**THE PROBLEM**
Tally the lines below that contain the word "bash", and give only that number.

**SOURCE MATERIAL**
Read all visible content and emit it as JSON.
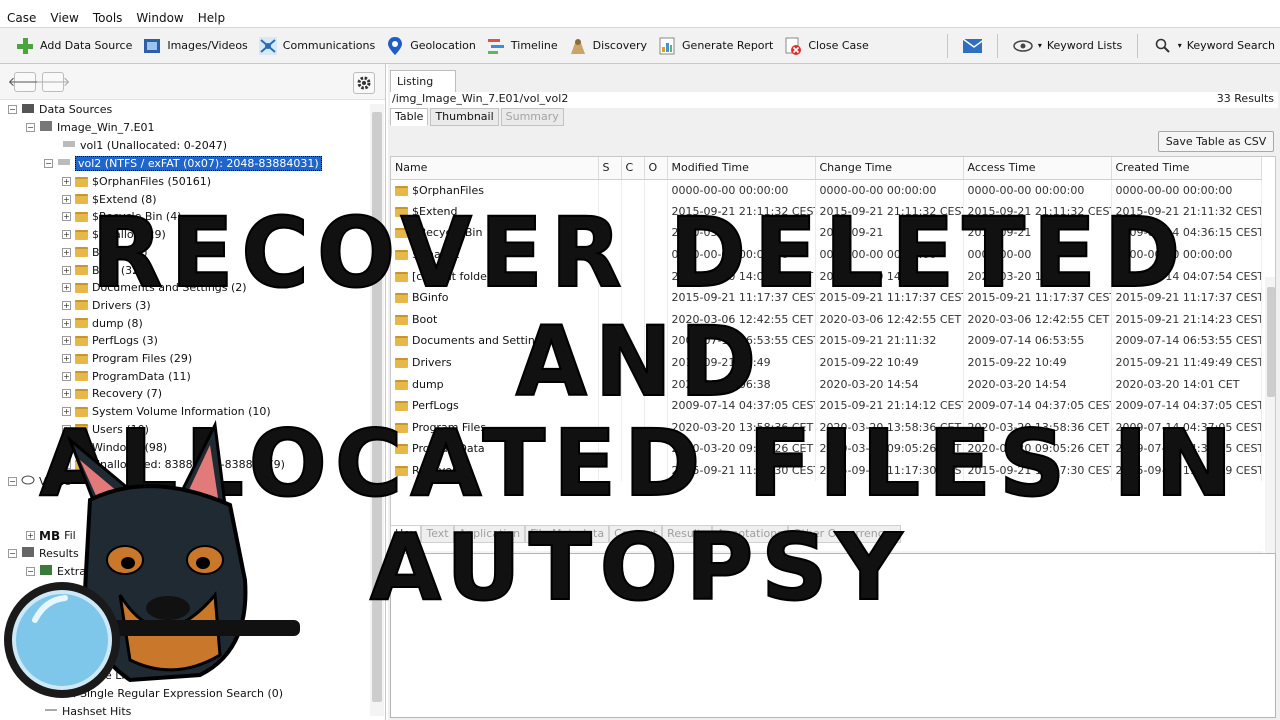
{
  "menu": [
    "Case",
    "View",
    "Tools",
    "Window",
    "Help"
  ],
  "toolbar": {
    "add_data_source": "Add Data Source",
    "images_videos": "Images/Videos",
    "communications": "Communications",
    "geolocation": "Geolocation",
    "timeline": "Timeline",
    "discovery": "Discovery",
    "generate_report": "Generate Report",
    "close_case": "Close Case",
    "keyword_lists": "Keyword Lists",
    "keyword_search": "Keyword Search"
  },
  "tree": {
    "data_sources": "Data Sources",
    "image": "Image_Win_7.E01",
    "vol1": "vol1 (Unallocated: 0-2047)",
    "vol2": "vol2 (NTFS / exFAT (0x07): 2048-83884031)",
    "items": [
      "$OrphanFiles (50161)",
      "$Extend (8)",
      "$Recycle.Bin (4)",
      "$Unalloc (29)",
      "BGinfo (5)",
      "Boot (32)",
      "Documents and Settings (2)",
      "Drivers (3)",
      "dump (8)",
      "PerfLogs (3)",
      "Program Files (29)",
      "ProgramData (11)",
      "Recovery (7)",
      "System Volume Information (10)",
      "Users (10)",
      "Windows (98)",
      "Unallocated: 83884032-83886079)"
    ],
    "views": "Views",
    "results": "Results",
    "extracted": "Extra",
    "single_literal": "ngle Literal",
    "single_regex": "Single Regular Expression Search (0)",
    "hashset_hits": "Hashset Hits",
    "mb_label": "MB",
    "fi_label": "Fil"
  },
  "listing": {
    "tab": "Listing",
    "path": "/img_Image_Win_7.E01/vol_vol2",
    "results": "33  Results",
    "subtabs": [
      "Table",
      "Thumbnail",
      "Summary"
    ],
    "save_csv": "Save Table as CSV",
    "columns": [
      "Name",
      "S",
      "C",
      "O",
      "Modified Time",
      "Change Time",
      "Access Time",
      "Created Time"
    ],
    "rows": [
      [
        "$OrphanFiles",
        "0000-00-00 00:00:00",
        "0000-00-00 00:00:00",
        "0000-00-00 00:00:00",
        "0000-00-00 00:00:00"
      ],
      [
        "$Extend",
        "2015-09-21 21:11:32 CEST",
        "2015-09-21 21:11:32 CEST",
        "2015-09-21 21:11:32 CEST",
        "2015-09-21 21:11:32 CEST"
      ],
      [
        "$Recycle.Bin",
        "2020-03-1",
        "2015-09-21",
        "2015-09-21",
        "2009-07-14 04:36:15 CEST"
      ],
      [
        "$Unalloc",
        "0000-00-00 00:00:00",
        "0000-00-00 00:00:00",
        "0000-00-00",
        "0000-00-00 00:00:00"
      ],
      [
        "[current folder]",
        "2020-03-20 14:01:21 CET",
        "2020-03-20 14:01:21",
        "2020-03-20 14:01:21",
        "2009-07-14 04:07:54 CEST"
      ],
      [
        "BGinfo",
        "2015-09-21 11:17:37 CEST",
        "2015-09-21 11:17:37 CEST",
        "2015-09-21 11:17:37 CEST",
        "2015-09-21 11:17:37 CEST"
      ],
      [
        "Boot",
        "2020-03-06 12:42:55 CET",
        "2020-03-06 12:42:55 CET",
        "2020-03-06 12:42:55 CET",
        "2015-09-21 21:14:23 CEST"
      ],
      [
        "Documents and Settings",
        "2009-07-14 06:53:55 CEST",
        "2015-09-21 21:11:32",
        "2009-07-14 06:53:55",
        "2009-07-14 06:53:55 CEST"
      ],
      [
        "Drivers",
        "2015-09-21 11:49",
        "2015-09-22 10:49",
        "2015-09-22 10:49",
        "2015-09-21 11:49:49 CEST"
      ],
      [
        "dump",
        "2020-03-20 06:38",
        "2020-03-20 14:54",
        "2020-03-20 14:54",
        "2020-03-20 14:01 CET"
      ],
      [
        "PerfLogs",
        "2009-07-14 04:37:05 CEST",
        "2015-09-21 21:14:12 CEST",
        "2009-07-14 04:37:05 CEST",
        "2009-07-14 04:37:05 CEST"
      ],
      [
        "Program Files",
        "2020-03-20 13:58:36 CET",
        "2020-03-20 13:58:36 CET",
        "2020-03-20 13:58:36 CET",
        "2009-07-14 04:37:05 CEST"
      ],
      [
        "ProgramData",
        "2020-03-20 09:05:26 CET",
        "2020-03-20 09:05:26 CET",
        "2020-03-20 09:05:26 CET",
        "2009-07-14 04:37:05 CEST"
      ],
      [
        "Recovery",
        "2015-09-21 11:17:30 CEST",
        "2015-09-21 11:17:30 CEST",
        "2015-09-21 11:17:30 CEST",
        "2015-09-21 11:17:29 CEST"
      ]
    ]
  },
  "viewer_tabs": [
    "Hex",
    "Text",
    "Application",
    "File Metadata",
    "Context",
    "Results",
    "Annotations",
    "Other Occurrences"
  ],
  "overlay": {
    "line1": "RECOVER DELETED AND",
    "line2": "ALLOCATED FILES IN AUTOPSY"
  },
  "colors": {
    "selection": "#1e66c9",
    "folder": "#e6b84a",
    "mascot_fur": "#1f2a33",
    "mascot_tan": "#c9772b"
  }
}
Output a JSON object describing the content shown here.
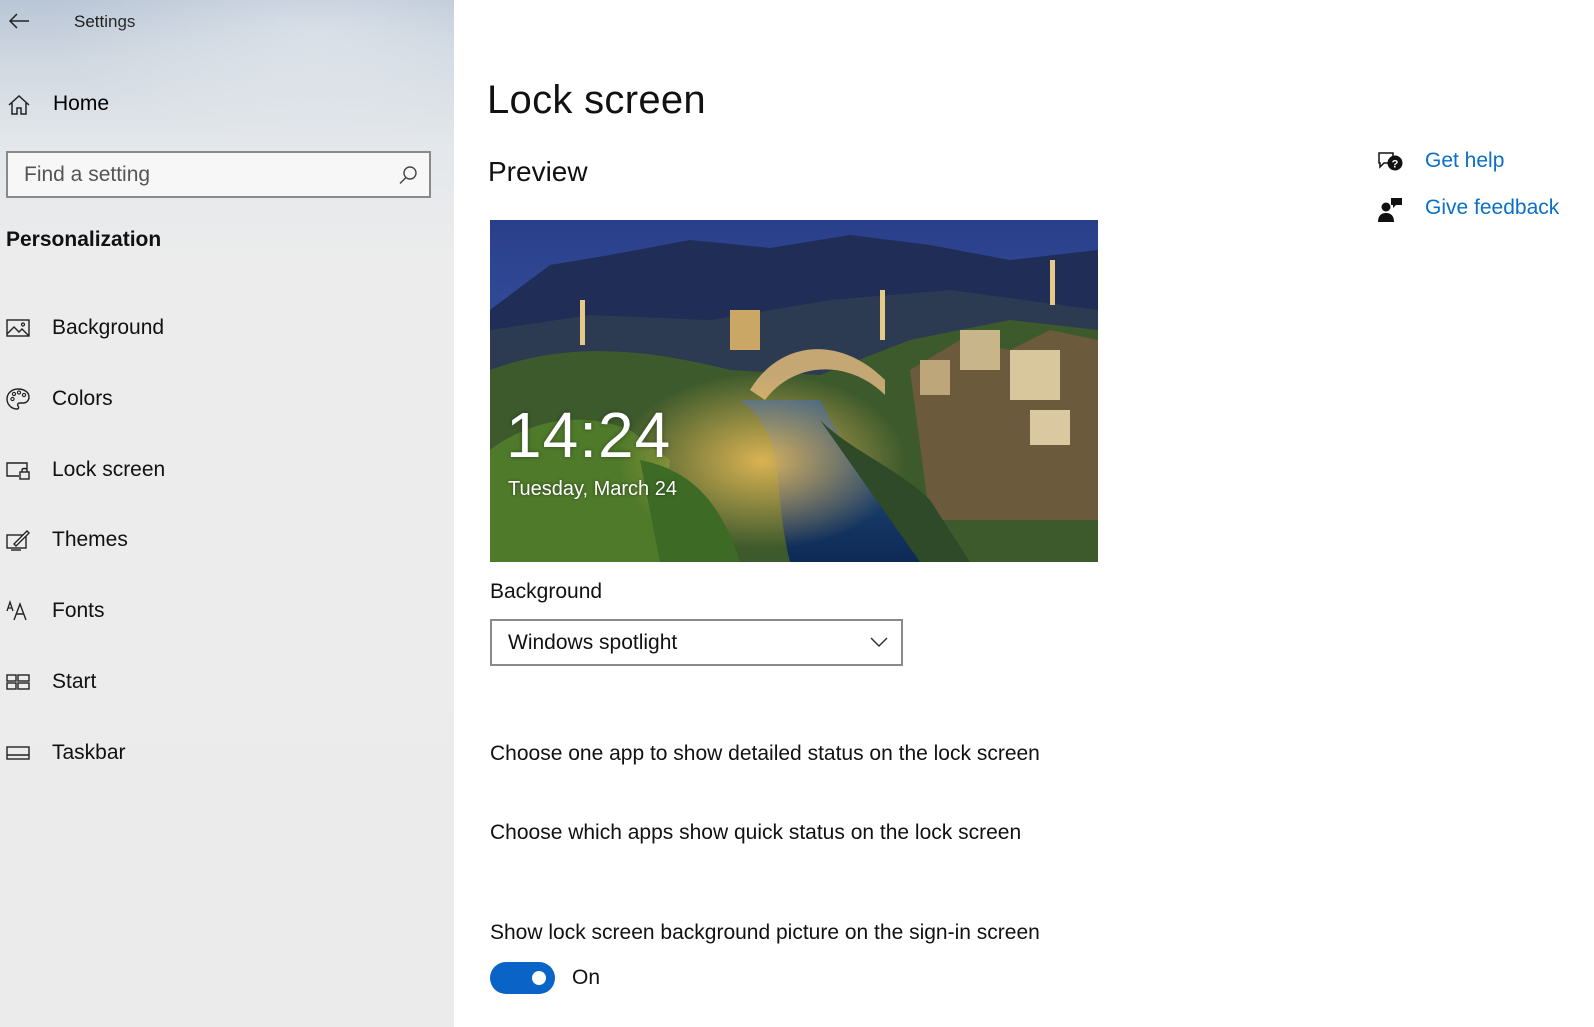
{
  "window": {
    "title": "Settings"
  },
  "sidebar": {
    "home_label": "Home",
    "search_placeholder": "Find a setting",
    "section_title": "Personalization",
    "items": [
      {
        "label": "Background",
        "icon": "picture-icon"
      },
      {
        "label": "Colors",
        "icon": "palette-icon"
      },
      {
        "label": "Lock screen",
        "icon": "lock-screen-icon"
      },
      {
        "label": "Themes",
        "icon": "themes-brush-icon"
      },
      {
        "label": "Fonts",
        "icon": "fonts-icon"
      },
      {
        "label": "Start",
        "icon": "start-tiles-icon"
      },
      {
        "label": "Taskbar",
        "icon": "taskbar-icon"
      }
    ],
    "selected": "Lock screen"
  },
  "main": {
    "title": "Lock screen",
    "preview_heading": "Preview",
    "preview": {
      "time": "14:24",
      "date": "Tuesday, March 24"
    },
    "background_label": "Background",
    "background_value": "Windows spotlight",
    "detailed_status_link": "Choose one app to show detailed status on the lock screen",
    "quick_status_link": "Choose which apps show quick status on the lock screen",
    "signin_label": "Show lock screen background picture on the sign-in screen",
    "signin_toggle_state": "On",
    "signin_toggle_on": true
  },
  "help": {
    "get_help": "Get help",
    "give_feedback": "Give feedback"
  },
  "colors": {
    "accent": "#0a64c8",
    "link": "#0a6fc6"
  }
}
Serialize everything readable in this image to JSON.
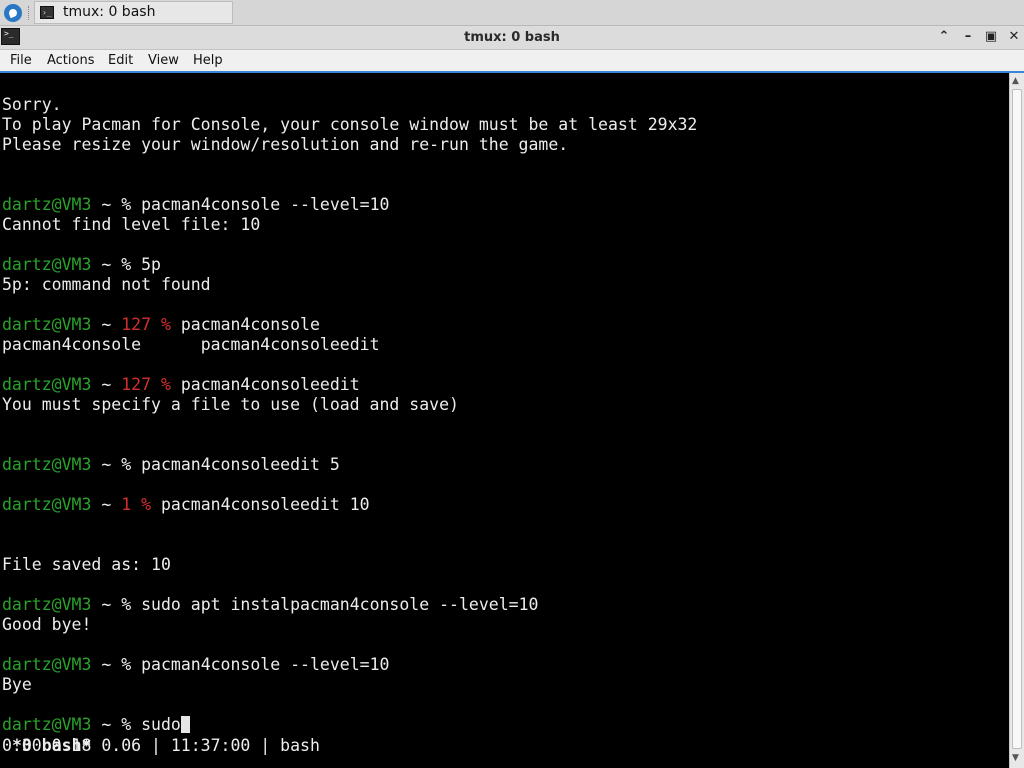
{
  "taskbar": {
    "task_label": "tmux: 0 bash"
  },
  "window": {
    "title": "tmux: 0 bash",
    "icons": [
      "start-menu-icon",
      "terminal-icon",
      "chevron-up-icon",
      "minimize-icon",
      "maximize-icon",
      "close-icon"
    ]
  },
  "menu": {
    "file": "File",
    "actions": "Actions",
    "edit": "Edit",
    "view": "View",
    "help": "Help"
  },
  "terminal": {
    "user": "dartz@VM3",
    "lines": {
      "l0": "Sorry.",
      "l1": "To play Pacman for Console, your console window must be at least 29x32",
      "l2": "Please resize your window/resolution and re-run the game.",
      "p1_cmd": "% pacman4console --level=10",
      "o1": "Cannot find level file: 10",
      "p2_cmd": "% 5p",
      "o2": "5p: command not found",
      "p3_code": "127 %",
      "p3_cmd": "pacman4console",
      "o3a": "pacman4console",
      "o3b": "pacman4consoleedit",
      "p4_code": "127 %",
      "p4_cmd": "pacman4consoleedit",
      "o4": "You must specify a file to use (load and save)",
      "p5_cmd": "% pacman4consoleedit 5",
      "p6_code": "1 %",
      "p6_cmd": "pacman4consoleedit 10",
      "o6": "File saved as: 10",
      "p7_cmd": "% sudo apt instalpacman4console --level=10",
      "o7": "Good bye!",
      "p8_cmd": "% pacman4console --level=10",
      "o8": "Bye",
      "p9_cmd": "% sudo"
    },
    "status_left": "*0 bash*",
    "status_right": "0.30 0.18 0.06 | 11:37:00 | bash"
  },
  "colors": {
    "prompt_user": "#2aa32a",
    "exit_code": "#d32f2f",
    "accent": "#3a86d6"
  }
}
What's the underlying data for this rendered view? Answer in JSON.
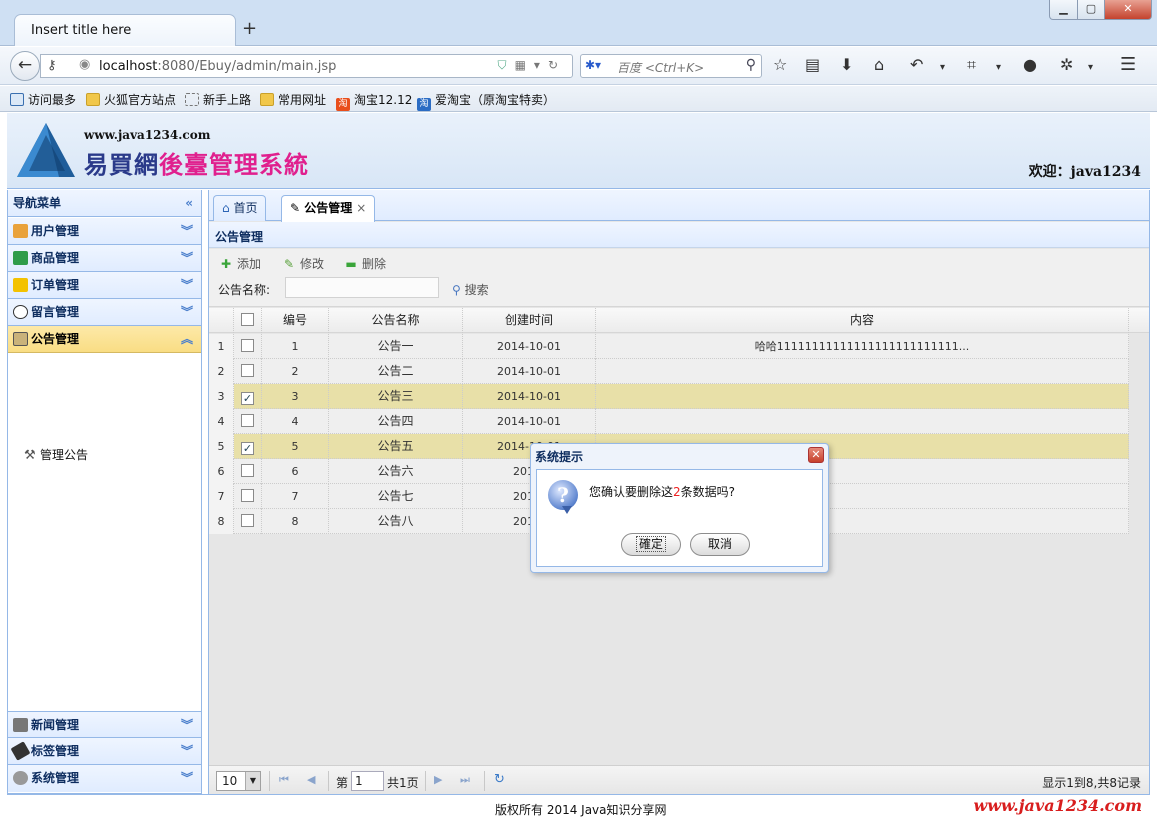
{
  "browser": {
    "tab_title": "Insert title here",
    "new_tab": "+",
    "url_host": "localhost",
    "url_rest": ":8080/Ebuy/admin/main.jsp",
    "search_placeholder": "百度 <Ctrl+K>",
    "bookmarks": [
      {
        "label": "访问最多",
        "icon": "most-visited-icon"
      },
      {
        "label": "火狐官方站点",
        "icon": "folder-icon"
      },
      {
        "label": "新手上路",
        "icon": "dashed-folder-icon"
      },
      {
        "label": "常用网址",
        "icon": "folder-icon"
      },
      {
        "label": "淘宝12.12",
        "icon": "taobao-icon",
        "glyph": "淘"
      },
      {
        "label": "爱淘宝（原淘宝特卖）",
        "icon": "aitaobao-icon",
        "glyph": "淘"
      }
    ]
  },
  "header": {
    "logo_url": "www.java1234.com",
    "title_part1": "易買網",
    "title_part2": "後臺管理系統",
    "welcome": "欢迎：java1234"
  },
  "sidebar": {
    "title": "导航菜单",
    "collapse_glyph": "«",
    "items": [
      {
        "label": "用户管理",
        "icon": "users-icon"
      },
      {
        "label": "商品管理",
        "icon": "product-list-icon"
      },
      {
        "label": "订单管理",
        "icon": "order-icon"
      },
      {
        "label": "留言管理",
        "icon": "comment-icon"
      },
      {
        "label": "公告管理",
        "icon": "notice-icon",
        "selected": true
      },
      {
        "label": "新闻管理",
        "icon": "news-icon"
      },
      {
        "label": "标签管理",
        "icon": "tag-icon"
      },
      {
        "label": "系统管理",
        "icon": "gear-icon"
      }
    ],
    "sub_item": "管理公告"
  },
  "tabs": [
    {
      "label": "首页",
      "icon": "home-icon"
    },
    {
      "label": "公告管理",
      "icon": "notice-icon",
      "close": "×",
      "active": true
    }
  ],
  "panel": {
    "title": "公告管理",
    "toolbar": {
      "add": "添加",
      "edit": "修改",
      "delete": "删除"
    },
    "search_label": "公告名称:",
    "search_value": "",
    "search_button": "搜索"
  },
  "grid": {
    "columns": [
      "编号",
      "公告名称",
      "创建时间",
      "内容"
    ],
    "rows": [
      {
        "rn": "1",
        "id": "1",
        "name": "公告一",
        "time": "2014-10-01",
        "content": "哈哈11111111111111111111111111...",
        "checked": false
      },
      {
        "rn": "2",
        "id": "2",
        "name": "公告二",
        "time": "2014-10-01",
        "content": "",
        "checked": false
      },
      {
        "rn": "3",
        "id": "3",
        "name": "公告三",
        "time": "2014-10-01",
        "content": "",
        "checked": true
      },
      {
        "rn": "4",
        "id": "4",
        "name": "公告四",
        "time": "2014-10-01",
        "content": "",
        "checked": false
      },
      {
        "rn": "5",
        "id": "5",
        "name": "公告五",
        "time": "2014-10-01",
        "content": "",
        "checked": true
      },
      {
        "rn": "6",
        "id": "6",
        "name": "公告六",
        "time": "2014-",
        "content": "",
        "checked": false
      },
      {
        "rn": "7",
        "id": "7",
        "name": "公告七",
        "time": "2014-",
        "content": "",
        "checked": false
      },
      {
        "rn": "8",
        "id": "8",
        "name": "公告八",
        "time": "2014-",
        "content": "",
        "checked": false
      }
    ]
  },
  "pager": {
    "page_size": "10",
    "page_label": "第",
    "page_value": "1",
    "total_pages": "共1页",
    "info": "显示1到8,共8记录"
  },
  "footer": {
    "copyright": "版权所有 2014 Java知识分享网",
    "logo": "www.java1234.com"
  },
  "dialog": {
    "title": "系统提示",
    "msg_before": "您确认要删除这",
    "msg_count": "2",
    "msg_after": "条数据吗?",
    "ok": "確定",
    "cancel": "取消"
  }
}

**FINAL RESULT**
4